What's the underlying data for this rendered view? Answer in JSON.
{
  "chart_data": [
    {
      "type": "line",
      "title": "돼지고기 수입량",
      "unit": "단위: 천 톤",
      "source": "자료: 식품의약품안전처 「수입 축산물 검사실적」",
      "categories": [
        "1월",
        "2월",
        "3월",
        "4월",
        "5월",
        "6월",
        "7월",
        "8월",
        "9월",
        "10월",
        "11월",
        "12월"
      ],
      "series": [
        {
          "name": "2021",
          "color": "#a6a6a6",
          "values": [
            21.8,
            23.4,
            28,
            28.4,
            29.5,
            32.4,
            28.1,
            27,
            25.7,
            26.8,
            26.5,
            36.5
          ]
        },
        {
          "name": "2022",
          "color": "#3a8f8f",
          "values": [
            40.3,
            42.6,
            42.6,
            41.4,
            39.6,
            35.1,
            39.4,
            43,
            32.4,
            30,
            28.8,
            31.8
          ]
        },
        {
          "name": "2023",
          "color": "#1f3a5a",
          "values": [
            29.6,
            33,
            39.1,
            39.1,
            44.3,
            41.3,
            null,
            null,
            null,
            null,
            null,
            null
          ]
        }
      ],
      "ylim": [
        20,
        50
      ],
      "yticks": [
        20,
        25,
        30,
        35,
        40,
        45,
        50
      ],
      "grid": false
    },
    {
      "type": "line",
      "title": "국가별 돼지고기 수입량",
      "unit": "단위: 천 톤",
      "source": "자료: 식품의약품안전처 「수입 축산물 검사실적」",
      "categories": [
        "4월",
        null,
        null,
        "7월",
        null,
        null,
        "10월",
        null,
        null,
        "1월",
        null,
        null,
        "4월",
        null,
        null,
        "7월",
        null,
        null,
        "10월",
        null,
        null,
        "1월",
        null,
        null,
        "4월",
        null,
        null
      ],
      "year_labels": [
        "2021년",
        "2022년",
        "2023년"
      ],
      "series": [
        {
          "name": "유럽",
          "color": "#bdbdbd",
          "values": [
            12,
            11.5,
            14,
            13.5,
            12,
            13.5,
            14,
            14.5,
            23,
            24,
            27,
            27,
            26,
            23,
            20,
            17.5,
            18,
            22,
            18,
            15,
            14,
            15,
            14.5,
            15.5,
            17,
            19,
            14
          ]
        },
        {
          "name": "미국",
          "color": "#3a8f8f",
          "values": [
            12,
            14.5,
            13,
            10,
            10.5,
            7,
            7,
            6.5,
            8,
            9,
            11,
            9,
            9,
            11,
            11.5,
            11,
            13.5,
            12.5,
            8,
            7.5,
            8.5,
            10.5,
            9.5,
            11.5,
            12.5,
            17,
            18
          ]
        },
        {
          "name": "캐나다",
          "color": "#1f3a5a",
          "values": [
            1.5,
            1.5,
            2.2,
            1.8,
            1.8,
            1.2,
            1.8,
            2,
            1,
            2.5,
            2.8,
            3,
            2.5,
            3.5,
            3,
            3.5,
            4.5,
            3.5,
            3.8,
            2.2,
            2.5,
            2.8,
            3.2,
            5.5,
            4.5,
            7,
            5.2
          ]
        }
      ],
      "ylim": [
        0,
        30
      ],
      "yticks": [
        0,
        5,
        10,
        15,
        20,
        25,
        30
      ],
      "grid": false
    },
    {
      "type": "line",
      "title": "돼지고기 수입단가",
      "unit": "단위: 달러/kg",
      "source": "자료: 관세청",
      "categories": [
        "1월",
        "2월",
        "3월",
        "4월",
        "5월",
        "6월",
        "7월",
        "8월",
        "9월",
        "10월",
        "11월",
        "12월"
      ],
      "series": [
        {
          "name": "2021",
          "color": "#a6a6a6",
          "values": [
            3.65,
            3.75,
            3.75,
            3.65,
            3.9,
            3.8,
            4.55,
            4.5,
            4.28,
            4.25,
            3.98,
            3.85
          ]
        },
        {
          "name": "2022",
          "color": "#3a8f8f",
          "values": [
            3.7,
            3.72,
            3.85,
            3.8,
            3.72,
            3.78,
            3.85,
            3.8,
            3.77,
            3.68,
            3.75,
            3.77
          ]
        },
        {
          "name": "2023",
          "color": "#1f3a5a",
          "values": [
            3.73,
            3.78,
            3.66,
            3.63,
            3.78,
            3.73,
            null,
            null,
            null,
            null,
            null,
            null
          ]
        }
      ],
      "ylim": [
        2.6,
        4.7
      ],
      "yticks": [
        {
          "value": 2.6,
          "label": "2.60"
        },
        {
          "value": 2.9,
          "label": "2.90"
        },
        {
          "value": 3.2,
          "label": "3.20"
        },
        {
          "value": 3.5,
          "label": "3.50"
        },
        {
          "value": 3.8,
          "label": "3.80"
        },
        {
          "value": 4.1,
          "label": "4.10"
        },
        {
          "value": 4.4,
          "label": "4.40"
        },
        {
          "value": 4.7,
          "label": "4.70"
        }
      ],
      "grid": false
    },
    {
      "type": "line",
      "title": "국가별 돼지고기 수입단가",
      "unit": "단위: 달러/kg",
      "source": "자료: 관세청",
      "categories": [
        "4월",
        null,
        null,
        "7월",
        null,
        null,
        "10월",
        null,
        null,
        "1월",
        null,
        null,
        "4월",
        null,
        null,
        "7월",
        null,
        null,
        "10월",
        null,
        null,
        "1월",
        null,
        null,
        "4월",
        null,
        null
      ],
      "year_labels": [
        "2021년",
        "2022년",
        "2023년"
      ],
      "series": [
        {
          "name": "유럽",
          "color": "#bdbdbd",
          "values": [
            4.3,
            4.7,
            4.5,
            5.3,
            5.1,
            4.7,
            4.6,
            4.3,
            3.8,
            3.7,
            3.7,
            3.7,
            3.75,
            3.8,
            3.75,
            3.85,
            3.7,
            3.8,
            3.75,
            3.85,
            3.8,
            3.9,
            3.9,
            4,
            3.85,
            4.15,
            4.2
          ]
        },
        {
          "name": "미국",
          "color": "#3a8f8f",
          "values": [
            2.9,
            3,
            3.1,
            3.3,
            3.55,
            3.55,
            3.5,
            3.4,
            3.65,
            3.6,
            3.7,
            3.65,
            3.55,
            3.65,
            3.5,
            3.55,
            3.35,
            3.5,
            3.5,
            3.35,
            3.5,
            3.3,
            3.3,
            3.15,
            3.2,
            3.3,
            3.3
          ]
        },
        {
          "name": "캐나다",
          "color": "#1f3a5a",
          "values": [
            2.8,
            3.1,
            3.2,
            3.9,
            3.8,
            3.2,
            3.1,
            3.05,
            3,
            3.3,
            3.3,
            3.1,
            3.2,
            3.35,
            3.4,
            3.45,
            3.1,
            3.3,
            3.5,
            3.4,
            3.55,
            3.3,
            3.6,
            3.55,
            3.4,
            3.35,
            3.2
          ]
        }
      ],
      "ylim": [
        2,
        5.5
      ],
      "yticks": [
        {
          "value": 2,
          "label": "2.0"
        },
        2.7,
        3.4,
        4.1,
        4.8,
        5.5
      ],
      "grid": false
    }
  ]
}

__________________________________________________

▸ **YOUR GOAL**
Return from the data every line that holds "title".

▸ **TASK RESPONSE**
      "title": "돼지고기 수입량",
      "title": "국가별 돼지고기 수입량",
      "title": "돼지고기 수입단가",
      "title": "국가별 돼지고기 수입단가",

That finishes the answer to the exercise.